* _Document segment_
Let me catch people up. The SYCL code seems to be functional finally, now that I fixed the very-very silly mistake that I made while translating it from CUDA. I can now reliably run the CKF unit test on our NVIDIA and AMD GPUs.

[bash][pcadp04]:traccc > ./build-sycl-nvidia/bin/traccc_test_sycl --gtest_filter="*Ckf*"
Running main() from /mnt/hdd1/krasznaa/projects/traccc/build-sycl-nvidia/_deps/googletest-src/googletest/src/gtest_main.cc
Note: Google Test filter = *Ckf*
[==========] Running 3 tests from 1 test suite.
[----------] Global test environment set-up.
[----------] 3 tests from SYCLCkfToyDetectorValidation/CkfToyDetectorTests
[ RUN      ] SYCLCkfToyDetectorValidation/CkfToyDetectorTests.Run/0
Created test queue on device: NVIDIA RTX A5000
WARNING: No entries in volume finder

Detector check: OK
[       OK ] SYCLCkfToyDetectorValidation/CkfToyDetectorTests.Run/0 (895 ms)
[ RUN      ] SYCLCkfToyDetectorValidation/CkfToyDetectorTests.Run/1
Created test queue on device: NVIDIA RTX A5000
WARNING: No entries in volume finder

Detector check: OK
[       OK ] SYCLCkfToyDetectorValidation/CkfToyDetectorTests.Run/1 (4840 ms)
[ RUN      ] SYCLCkfToyDetectorValidation/CkfToyDetectorTests.Run/2
Created test queue on device: NVIDIA RTX A5000
WARNING: No entries in volume finder

Detector check: OK
[       OK ] SYCLCkfToyDetectorValidation/CkfToyDetectorTests.Run/2 (4821 ms)
[----------] 3 tests from SYCLCkfToyDetectorValidation/CkfToyDetectorTests (10557 ms total)

[----------] Global test environment tear-down
[==========] 3 tests from 1 test suite ran. (10557 ms total)
[  PASSED  ] 3 tests.
[bash][pcadp04]:traccc >
[bash][pcadp04]:traccc > ./build-sycl-amd/bin/traccc_test_sycl --gtest_filter="*Ckf*"
Running main() from /mnt/hdd1/krasznaa/projects/traccc/build-sycl-amd/_deps/googletest-src/googletest/src/gtest_main.cc
Note: Google Test filter = *Ckf*
[==========] Running 3 tests from 1 test suite.

* _Task description_
In the post on the SYCL test runs, replace "reliably" with "consistently" and write out the passage from "Let me catch" up to and including "and AMD GPUs." with that change. The entries are not needed for this work.

Dataset excerpt:
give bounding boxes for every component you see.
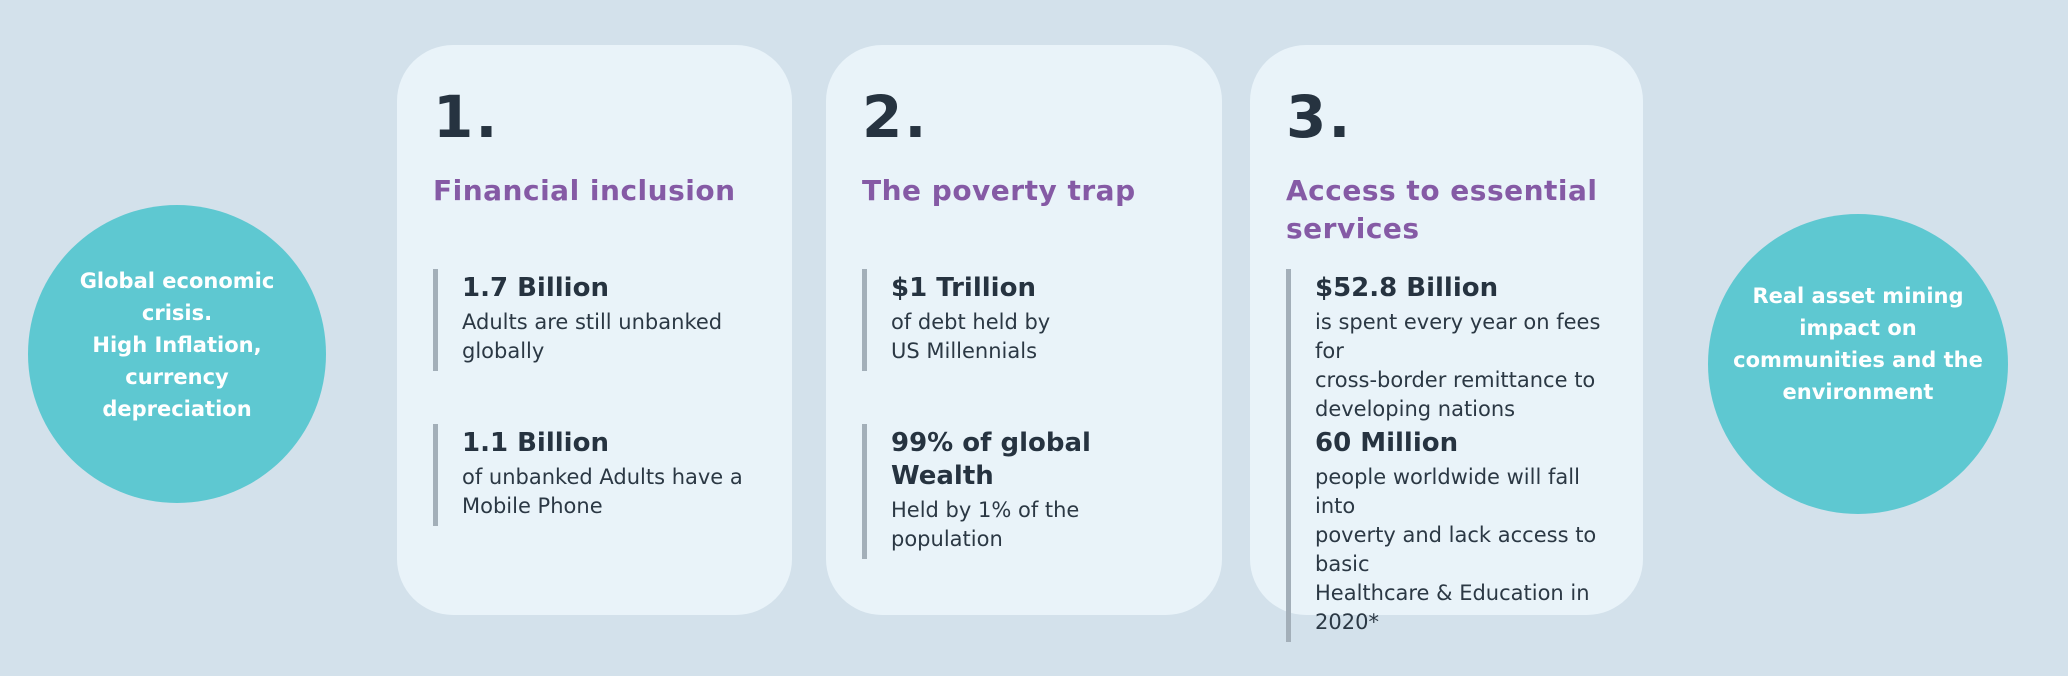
- stat-description: of unbanked Adults have a Mobile Phone: [462, 465, 743, 518]
- problem-card-2: 2. The poverty trap $1 Trillion of debt …: [826, 45, 1222, 615]
- problem-card-1: 1. Financial inclusion 1.7 Billion Adult…: [397, 45, 792, 615]
- card-heading: Access to essential services: [1286, 174, 1598, 245]
- card-heading: The poverty trap: [862, 174, 1136, 207]
- card-number: 1.: [433, 83, 500, 151]
- stat-value: 99% of global Wealth: [891, 428, 1091, 491]
- stat-value: 60 Million: [1315, 428, 1459, 458]
- card-number: 3.: [1286, 83, 1353, 151]
- stat-value: $52.8 Billion: [1315, 273, 1499, 303]
- right-highlight-circle: Real asset mining impact on communities …: [1708, 214, 2008, 514]
- stat-item: 1.1 Billion of unbanked Adults have a Mo…: [433, 424, 768, 526]
- stat-description: of debt held by US Millennials: [891, 310, 1051, 363]
- left-highlight-circle: Global economic crisis. High Inflation, …: [28, 205, 326, 503]
- stat-item: 60 Million people worldwide will fall in…: [1286, 424, 1619, 642]
- stat-value: $1 Trillion: [891, 273, 1036, 303]
- stat-value: 1.1 Billion: [462, 428, 609, 458]
- stat-value: 1.7 Billion: [462, 273, 609, 303]
- right-circle-text: Real asset mining impact on communities …: [1733, 284, 1983, 404]
- problem-card-3: 3. Access to essential services $52.8 Bi…: [1250, 45, 1643, 642]
- stat-description: is spent every year on fees for cross-bo…: [1315, 310, 1601, 421]
- card-number: 2.: [862, 83, 929, 151]
- card-heading: Financial inclusion: [433, 174, 736, 207]
- stat-item: $52.8 Billion is spent every year on fee…: [1286, 269, 1619, 429]
- left-circle-text: Global economic crisis. High Inflation, …: [79, 269, 275, 421]
- stat-item: 99% of global Wealth Held by 1% of the p…: [862, 424, 1198, 559]
- stat-description: Adults are still unbanked globally: [462, 310, 723, 363]
- stat-description: Held by 1% of the population: [891, 498, 1080, 551]
- stat-description: people worldwide will fall into poverty …: [1315, 465, 1597, 634]
- stat-item: $1 Trillion of debt held by US Millennia…: [862, 269, 1198, 371]
- stat-item: 1.7 Billion Adults are still unbanked gl…: [433, 269, 768, 371]
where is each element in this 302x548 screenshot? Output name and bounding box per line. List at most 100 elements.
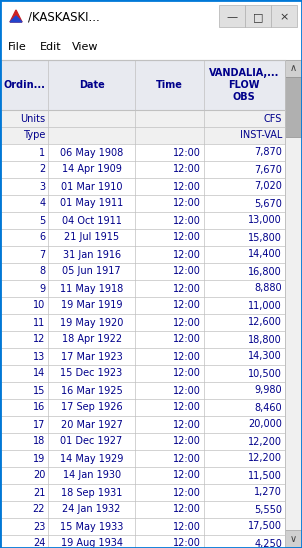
Text: VANDALIA,...
FLOW
OBS: VANDALIA,... FLOW OBS <box>209 68 280 101</box>
Text: 12:00: 12:00 <box>173 351 201 362</box>
Text: 13: 13 <box>33 351 45 362</box>
Text: 10,500: 10,500 <box>248 368 282 379</box>
Text: 15 Dec 1923: 15 Dec 1923 <box>60 368 123 379</box>
Bar <box>1 382 285 399</box>
Text: 12:00: 12:00 <box>173 300 201 311</box>
Bar <box>1 229 285 246</box>
Text: 12:00: 12:00 <box>173 385 201 396</box>
Text: CFS: CFS <box>264 113 282 123</box>
Text: 14 May 1929: 14 May 1929 <box>60 454 123 464</box>
Text: 12:00: 12:00 <box>173 454 201 464</box>
Bar <box>1 1 301 33</box>
Text: Type: Type <box>23 130 45 140</box>
Bar <box>1 348 285 365</box>
Bar <box>1 32 301 60</box>
Polygon shape <box>10 16 22 22</box>
Text: 14 Apr 1909: 14 Apr 1909 <box>62 164 122 174</box>
Bar <box>1 416 285 433</box>
Text: 12:00: 12:00 <box>173 164 201 174</box>
Text: 12:00: 12:00 <box>173 266 201 277</box>
Bar <box>1 484 285 501</box>
Bar <box>1 212 285 229</box>
Bar <box>271 5 297 27</box>
Text: 18 Sep 1931: 18 Sep 1931 <box>61 488 122 498</box>
Text: 12:00: 12:00 <box>173 420 201 430</box>
Text: 12: 12 <box>33 334 45 345</box>
Bar <box>245 5 271 27</box>
Text: 9,980: 9,980 <box>254 385 282 396</box>
Bar <box>1 331 285 348</box>
Text: 01 Mar 1910: 01 Mar 1910 <box>61 181 122 191</box>
Text: Ordin...: Ordin... <box>4 80 46 90</box>
Bar <box>285 77 302 137</box>
Text: 12:00: 12:00 <box>173 539 201 548</box>
Text: ×: × <box>279 12 289 22</box>
Text: 5,670: 5,670 <box>254 198 282 208</box>
Text: File: File <box>8 42 27 52</box>
Polygon shape <box>10 10 22 22</box>
Text: 16: 16 <box>33 402 45 413</box>
Text: 24 Jan 1932: 24 Jan 1932 <box>63 505 121 515</box>
Text: 18,800: 18,800 <box>248 334 282 345</box>
Text: 12,200: 12,200 <box>248 454 282 464</box>
Text: 3: 3 <box>39 181 45 191</box>
Text: 17: 17 <box>33 420 45 430</box>
Text: 19 Mar 1919: 19 Mar 1919 <box>61 300 122 311</box>
Text: 18 Apr 1922: 18 Apr 1922 <box>62 334 122 345</box>
Text: 04 Oct 1911: 04 Oct 1911 <box>62 215 122 225</box>
Text: 12:00: 12:00 <box>173 505 201 515</box>
Bar <box>1 144 285 161</box>
Bar <box>1 195 285 212</box>
Text: 19: 19 <box>33 454 45 464</box>
Text: 6: 6 <box>39 232 45 243</box>
Bar <box>1 297 285 314</box>
Text: 11,000: 11,000 <box>248 300 282 311</box>
Text: 20 Mar 1927: 20 Mar 1927 <box>61 420 123 430</box>
Text: 01 May 1911: 01 May 1911 <box>60 198 123 208</box>
Text: 4,250: 4,250 <box>254 539 282 548</box>
Text: 01 Dec 1927: 01 Dec 1927 <box>60 437 123 447</box>
Text: 14,400: 14,400 <box>248 249 282 260</box>
Text: 2: 2 <box>39 164 45 174</box>
Text: 12:00: 12:00 <box>173 522 201 532</box>
Text: 24: 24 <box>33 539 45 548</box>
Text: 17 Sep 1926: 17 Sep 1926 <box>61 402 122 413</box>
Bar <box>1 263 285 280</box>
Text: 19 May 1920: 19 May 1920 <box>60 317 123 328</box>
Bar <box>1 60 285 110</box>
Text: 5: 5 <box>39 215 45 225</box>
Text: 12:00: 12:00 <box>173 283 201 294</box>
Bar <box>1 178 285 195</box>
Text: Time: Time <box>156 80 183 90</box>
Text: 22: 22 <box>33 505 45 515</box>
Bar <box>1 518 285 535</box>
Text: 23: 23 <box>33 522 45 532</box>
Text: Edit: Edit <box>40 42 62 52</box>
Text: 12,200: 12,200 <box>248 437 282 447</box>
Bar <box>1 365 285 382</box>
Bar <box>285 530 302 547</box>
Bar <box>1 110 285 127</box>
Text: 12:00: 12:00 <box>173 317 201 328</box>
Text: 8: 8 <box>39 266 45 277</box>
Text: 10: 10 <box>33 300 45 311</box>
Text: 12,600: 12,600 <box>248 317 282 328</box>
Text: INST-VAL: INST-VAL <box>239 130 282 140</box>
Text: 06 May 1908: 06 May 1908 <box>60 147 123 157</box>
Text: 14 Jan 1930: 14 Jan 1930 <box>63 471 121 481</box>
Text: 11,500: 11,500 <box>248 471 282 481</box>
Text: 12:00: 12:00 <box>173 334 201 345</box>
Bar <box>1 280 285 297</box>
Text: 21: 21 <box>33 488 45 498</box>
Text: 12:00: 12:00 <box>173 368 201 379</box>
Text: 15,800: 15,800 <box>248 232 282 243</box>
Bar <box>1 467 285 484</box>
Text: 7,020: 7,020 <box>254 181 282 191</box>
Text: Units: Units <box>20 113 45 123</box>
Text: 12:00: 12:00 <box>173 488 201 498</box>
Text: 21 Jul 1915: 21 Jul 1915 <box>64 232 119 243</box>
Bar <box>1 535 285 548</box>
Bar <box>1 501 285 518</box>
Text: 7,670: 7,670 <box>254 164 282 174</box>
Bar <box>1 246 285 263</box>
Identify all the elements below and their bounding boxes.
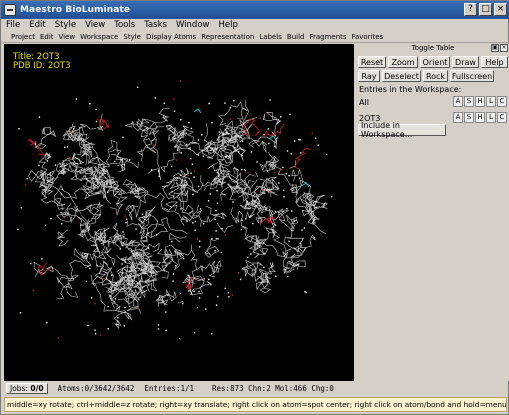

* _Result_
Let me catch people up. The SYCL code seems to be functional finally, now that I fixed the very-very silly mistake that I made while translating it from CUDA. I can now consistently run the CKF unit test on our NVIDIA and AMD GPUs.